*FRAGMENTO PROPORCIONADO*.
# # #

La dopamina liberada por la infección de T. gondii, según Webster, se extiende en todo el cerebro (no sólo en la región límbica, como es usual con la dopamina) causando “una plétora de efectos observables”. Dado que el sistema basado en la dopamina es tan complejo e influyente en el comportamiento humano, el parásito gatuno puede manipularnos para cambiar prácticamente cualquiera de nuestras conductas, y es por ello que sus implicaciones son materia inabarcable.

# # #

*ENTRADAS REGISTRADAS*.
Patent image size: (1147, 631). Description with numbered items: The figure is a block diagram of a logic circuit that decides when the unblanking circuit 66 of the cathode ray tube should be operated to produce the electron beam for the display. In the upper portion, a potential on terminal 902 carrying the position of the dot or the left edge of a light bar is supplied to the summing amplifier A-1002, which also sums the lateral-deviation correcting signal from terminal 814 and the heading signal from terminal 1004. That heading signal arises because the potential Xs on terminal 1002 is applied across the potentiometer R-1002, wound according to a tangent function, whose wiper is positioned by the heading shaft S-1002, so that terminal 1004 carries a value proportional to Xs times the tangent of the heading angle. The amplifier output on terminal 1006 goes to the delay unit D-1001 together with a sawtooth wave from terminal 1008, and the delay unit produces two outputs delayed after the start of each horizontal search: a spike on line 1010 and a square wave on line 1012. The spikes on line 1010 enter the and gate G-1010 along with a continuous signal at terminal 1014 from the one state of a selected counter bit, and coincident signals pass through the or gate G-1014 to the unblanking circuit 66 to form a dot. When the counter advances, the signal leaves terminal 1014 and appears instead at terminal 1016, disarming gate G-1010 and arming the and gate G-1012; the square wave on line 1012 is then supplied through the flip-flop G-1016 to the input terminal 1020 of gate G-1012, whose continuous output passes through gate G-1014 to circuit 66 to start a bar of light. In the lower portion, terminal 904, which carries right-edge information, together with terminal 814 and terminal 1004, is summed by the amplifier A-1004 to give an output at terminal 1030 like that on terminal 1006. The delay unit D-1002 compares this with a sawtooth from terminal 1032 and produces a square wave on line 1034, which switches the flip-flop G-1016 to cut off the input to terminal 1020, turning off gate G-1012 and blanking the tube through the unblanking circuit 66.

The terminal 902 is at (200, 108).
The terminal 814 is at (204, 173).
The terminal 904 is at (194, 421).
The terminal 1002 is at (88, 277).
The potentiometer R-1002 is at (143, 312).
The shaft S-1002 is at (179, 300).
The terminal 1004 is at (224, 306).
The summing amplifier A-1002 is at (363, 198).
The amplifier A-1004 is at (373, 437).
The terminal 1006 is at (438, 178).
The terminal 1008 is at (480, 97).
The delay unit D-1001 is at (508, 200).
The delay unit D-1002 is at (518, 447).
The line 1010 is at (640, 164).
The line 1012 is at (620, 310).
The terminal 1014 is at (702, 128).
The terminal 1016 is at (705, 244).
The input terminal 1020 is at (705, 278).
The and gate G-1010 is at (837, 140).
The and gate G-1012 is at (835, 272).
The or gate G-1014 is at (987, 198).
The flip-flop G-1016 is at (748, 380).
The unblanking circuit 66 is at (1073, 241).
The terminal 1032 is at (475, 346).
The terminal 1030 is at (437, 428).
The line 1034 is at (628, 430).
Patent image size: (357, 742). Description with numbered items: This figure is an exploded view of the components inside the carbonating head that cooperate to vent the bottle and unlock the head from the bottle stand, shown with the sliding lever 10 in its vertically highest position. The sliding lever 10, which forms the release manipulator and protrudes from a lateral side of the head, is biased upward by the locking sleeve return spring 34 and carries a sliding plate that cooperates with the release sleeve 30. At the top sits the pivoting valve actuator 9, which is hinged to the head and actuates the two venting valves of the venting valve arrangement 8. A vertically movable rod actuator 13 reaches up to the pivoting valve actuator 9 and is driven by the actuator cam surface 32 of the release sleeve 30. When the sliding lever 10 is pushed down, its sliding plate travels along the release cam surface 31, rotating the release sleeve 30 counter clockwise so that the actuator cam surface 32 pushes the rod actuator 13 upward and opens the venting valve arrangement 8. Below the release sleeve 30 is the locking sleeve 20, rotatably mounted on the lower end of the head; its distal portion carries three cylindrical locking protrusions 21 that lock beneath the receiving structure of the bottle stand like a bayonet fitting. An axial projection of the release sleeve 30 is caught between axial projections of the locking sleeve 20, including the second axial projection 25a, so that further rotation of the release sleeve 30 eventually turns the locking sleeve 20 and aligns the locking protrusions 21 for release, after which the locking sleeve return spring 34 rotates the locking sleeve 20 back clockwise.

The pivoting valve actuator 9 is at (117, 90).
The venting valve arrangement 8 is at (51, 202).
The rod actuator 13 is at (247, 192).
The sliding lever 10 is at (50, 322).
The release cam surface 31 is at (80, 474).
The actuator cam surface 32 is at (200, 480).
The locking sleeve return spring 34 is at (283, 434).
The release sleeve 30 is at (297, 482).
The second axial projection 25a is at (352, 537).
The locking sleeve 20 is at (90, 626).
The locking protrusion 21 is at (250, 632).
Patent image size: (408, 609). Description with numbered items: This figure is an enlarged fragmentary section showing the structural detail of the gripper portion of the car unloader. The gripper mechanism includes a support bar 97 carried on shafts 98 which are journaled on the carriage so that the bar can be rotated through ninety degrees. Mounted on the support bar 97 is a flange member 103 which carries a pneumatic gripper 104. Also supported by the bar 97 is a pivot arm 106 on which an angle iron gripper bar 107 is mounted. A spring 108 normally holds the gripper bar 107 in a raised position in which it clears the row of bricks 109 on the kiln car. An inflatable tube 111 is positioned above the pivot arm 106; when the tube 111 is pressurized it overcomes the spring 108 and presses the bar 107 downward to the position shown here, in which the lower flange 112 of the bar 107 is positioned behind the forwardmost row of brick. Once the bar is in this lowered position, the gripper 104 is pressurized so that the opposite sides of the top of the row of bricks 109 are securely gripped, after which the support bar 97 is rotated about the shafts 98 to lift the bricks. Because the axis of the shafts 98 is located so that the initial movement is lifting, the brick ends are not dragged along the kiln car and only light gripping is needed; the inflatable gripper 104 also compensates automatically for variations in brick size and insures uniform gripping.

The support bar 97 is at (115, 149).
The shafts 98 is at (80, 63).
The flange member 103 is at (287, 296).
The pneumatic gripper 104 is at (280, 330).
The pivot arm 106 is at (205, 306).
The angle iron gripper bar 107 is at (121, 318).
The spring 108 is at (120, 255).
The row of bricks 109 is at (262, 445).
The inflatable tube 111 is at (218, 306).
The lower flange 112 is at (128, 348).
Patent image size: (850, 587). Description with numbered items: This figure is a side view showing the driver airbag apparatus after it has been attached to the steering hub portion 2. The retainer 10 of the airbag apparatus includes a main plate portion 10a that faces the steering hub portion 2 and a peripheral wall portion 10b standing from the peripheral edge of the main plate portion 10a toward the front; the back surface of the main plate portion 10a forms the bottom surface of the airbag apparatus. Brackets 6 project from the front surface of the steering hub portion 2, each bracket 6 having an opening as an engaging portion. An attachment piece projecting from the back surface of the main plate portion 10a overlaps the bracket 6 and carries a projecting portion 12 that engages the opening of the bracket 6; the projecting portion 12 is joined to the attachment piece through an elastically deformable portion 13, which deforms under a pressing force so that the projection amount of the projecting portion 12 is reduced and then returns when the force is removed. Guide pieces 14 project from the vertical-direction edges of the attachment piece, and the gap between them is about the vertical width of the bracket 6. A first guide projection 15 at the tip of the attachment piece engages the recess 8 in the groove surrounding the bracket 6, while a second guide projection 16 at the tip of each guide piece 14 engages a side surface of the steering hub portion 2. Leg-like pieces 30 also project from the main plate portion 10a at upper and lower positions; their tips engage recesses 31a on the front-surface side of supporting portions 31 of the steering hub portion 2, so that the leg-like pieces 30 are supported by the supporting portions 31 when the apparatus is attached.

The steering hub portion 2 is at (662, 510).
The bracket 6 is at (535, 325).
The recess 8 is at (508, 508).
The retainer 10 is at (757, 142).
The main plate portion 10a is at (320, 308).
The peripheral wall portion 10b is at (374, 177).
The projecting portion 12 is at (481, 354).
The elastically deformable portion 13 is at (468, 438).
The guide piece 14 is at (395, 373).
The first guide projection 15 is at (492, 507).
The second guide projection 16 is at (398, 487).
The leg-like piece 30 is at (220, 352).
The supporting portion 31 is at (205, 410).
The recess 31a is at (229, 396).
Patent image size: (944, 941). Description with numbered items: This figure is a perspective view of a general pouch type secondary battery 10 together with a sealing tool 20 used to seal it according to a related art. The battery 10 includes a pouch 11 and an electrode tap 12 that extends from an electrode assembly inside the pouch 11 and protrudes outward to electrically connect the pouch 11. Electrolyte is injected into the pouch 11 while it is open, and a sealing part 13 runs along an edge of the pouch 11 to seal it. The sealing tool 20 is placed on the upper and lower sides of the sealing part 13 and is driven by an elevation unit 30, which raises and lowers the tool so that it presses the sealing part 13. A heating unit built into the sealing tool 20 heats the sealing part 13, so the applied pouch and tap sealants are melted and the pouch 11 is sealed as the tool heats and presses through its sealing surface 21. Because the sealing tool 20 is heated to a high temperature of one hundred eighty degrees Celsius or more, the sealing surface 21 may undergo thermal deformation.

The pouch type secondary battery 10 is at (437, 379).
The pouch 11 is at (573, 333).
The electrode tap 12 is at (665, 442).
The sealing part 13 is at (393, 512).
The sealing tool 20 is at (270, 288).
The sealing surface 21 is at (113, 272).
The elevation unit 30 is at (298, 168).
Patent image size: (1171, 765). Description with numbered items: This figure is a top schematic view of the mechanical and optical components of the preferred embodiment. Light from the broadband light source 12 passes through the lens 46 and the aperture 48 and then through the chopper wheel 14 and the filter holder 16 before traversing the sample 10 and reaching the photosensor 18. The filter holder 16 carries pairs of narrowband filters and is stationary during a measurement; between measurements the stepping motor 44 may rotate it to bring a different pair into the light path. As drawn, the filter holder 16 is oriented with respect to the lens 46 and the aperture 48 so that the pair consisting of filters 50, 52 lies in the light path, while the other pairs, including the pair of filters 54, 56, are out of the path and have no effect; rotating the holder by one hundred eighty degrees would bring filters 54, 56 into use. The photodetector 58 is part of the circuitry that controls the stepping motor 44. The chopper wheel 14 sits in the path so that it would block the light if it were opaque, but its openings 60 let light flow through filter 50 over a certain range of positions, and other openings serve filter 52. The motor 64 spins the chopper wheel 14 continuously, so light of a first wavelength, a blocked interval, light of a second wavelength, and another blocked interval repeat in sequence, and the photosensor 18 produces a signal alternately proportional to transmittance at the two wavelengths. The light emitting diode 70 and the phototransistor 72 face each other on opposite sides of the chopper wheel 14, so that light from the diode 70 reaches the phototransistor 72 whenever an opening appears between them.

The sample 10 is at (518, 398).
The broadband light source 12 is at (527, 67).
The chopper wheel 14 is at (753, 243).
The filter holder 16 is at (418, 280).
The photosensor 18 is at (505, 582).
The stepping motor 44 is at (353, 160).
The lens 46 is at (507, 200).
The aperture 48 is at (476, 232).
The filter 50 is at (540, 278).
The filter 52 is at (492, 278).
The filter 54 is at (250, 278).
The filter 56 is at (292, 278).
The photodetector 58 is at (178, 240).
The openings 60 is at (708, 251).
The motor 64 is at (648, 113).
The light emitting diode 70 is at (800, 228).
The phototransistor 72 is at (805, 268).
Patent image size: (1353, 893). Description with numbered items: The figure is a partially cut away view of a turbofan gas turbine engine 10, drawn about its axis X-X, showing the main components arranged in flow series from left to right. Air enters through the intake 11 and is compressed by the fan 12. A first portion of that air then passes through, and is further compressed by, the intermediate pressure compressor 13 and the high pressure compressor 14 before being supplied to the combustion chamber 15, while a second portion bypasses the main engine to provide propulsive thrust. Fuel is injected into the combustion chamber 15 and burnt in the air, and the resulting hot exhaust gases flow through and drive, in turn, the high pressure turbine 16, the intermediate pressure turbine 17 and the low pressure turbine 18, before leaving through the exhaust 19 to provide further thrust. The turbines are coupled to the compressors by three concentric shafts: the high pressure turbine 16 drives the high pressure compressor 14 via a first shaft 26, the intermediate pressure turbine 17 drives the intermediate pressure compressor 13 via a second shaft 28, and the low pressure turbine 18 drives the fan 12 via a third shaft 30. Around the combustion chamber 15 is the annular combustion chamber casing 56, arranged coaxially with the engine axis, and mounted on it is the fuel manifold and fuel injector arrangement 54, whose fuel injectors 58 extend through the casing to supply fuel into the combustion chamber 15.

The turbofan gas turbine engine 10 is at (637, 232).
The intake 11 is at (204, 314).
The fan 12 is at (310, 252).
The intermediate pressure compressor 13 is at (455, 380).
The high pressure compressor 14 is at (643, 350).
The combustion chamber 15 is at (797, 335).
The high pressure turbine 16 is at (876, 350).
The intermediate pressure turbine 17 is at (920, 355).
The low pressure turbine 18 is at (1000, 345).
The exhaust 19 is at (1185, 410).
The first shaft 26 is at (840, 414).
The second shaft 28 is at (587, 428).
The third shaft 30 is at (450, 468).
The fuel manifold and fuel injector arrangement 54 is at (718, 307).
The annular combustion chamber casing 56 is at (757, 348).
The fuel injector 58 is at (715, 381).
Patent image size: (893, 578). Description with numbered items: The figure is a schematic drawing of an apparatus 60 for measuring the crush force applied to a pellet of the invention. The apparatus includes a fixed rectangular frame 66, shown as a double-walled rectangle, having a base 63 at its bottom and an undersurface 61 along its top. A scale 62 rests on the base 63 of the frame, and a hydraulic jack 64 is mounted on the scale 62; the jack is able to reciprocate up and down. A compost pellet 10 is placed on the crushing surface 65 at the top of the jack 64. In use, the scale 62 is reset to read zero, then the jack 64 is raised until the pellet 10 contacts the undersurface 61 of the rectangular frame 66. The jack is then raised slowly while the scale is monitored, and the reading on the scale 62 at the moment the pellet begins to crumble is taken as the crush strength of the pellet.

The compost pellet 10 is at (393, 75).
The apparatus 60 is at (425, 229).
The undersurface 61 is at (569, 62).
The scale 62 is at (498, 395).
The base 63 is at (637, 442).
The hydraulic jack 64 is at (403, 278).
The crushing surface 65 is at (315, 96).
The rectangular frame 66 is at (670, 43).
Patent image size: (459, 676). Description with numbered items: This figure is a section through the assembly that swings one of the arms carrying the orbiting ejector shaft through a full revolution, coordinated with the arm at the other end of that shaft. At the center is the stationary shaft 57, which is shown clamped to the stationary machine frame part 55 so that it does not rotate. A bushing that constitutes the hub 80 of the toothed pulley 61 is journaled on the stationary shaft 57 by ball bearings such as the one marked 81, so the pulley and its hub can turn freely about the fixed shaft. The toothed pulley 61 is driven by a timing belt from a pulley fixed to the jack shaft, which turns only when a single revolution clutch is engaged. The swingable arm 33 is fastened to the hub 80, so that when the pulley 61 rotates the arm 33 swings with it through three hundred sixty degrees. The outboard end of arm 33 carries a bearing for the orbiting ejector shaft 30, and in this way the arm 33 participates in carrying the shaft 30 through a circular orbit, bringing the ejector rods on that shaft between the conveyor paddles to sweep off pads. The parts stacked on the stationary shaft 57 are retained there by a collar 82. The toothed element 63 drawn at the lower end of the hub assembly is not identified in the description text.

# # #

*QUÉ SE PIDE*.
[1] Cita del fragmento proporcionado el pasaje que empieza en las palabras "La dopamina liberada" y termina después de "son materia inabarcable.".
[2] Por favor, indica, según el texto sobre la infección por T. gondii, hasta dónde se extiende en el cerebro la dopamina liberada.
[3] Prosigue el texto sobre la infección por T. gondii a partir de su última oración.

*RESPUESTAS POR PUNTO*.
[1]
La dopamina liberada por la infección de T. gondii, según Webster, se extiende en todo el cerebro (no sólo en la región límbica, como es usual con la dopamina) causando “una plétora de efectos observables”. Dado que el sistema basado en la dopamina es tan complejo e influyente en el comportamiento humano, el parásito gatuno puede manipularnos para cambiar prácticamente cualquiera de nuestras conductas, y es por ello que sus implicaciones son materia inabarcable.

[2] Se extiende por todo el cerebro, no sólo por la región límbica.

[3]
Si la teoría de Flegr que dice que un tercio de la población está infectada es correcta, entonces los efectos del toxoplasma no son necesariamente fatales. No obstante, pensar que gracias a la tirosina hidroxilasa somos una especie de parque de diversiones en el cual un parásito puede controlar nuestra mente por el simple placer de hacerlo, es por lo menos desconcertante. Pero, por otro lado, nos lleva a salir de nuestro pequeño mundo emocional, casi siempre solemne, y a considerar que hay una serie de elementos y entidades, parásitos o no, que inciden en la trama de nuestro comportamiento y cuyos efectos siguen siendo un tanto insondables, hasta el punto de que quizás no sea tan descabellado pensar que los verdaderos amos de este mundo son una serie de microorganismos invisibles al ojo humano.